With the images removed, repeat the data below exactly.

--- START ---

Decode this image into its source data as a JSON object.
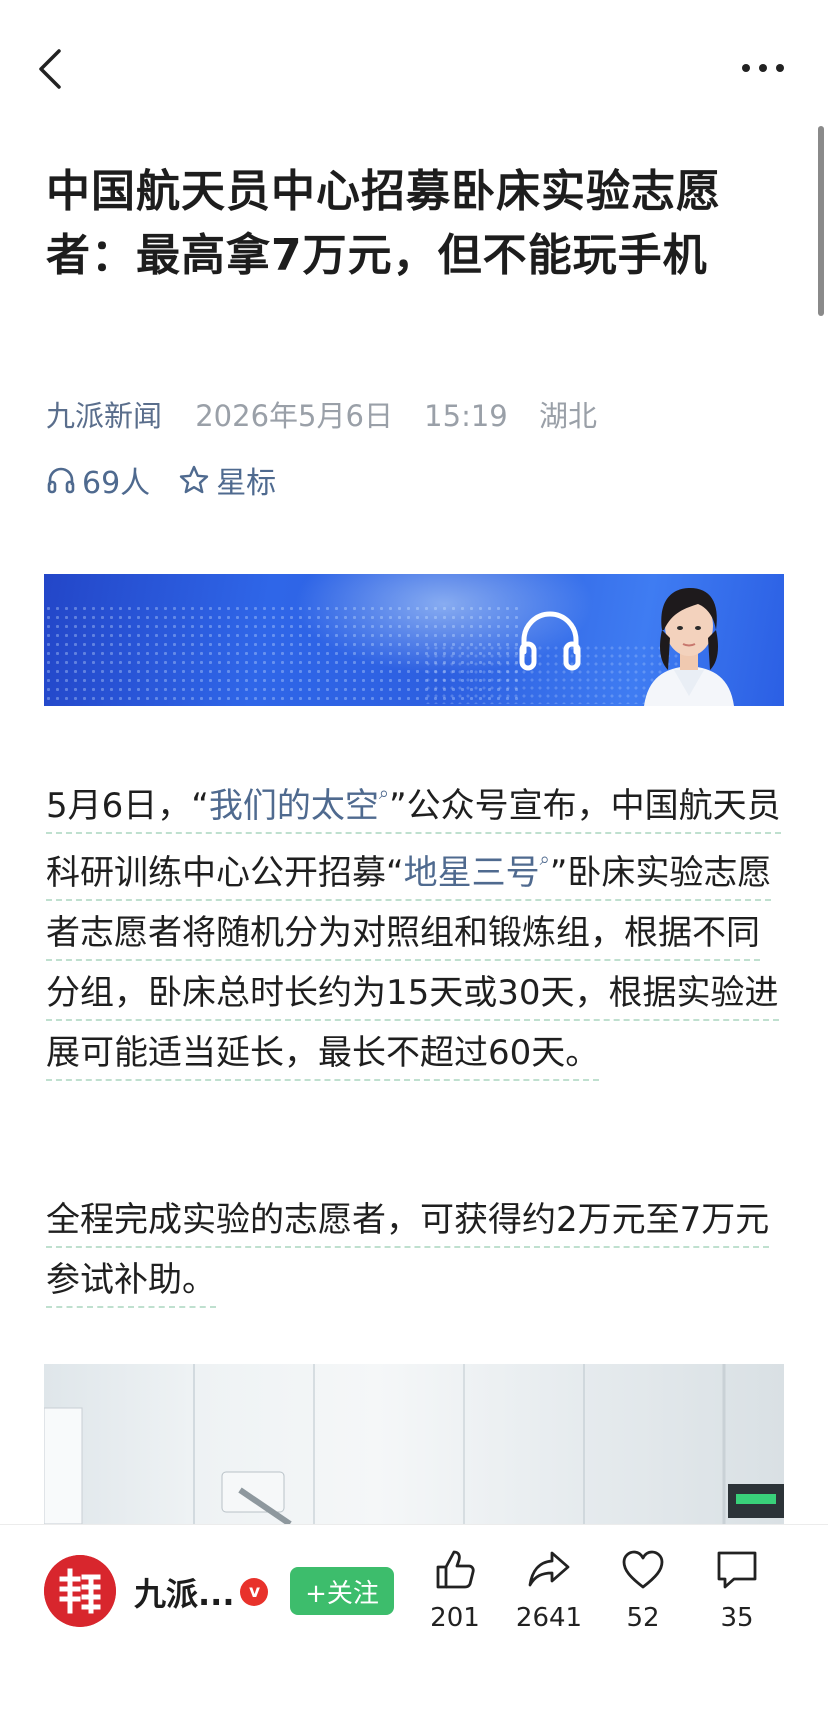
{
  "nav": {
    "back": "back",
    "more": "more options"
  },
  "article": {
    "title": "中国航天员中心招募卧床实验志愿者：最高拿7万元，但不能玩手机",
    "source": "九派新闻",
    "date": "2026年5月6日",
    "time": "15:19",
    "region": "湖北",
    "listeners": "69人",
    "star_label": "星标"
  },
  "body": {
    "p1_part1": "5月6日，“",
    "p1_link1": "我们的太空",
    "p1_part2": "”公众号宣布，中国航天员科研训练中心公开招募“",
    "p1_link2": "地星三号",
    "p1_part3": "”卧床实验志愿者志愿者将随机分为对照组和锻炼组，根据不同分组，卧床总时长约为15天或30天，根据实验进展可能适当延长，最长不超过60天。",
    "p2": "全程完成实验的志愿者，可获得约2万元至7万元参试补助。"
  },
  "bottom": {
    "account": "九派...",
    "verified": "v",
    "follow_label": "+关注",
    "likes": "201",
    "shares": "2641",
    "favorites": "52",
    "comments": "35"
  },
  "colors": {
    "accent_green": "#3dbd6c",
    "link_blue": "#4f6a8f",
    "brand_red": "#d8262d"
  }
}
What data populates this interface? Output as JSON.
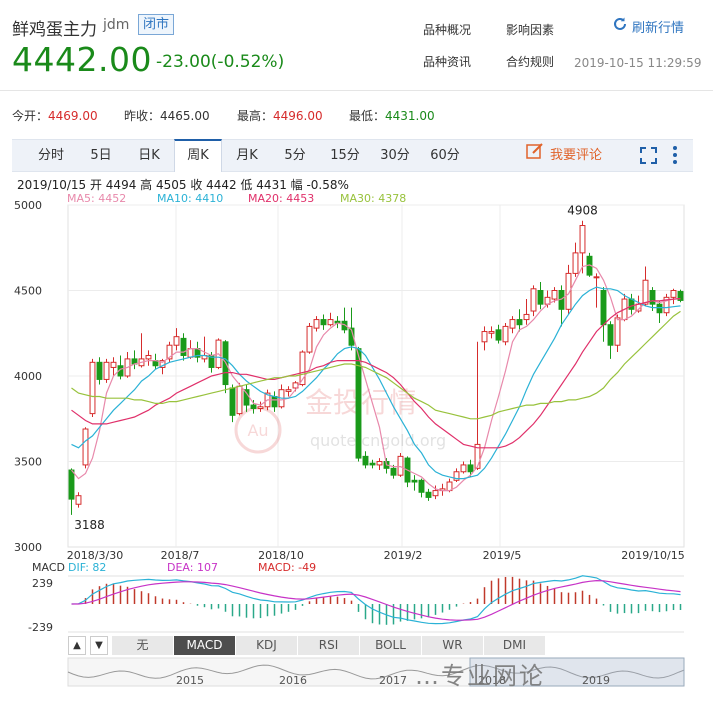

--- END ---

* _TASK RESULT_
Decode this image into its source data as a JSON object.
{
  "nav": {
    "back": "back",
    "more": "more options"
  },
  "article": {
    "title": "中国航天员中心招募卧床实验志愿者：最高拿7万元，但不能玩手机",
    "source": "九派新闻",
    "date": "2026年5月6日",
    "time": "15:19",
    "region": "湖北",
    "listeners": "69人",
    "star_label": "星标"
  },
  "body": {
    "p1_part1": "5月6日，“",
    "p1_link1": "我们的太空",
    "p1_part2": "”公众号宣布，中国航天员科研训练中心公开招募“",
    "p1_link2": "地星三号",
    "p1_part3": "”卧床实验志愿者志愿者将随机分为对照组和锻炼组，根据不同分组，卧床总时长约为15天或30天，根据实验进展可能适当延长，最长不超过60天。",
    "p2": "全程完成实验的志愿者，可获得约2万元至7万元参试补助。"
  },
  "bottom": {
    "account": "九派...",
    "verified": "v",
    "follow_label": "+关注",
    "likes": "201",
    "shares": "2641",
    "favorites": "52",
    "comments": "35"
  },
  "colors": {
    "accent_green": "#3dbd6c",
    "link_blue": "#4f6a8f",
    "brand_red": "#d8262d"
  }
}
What data populates this interface? Output as JSON.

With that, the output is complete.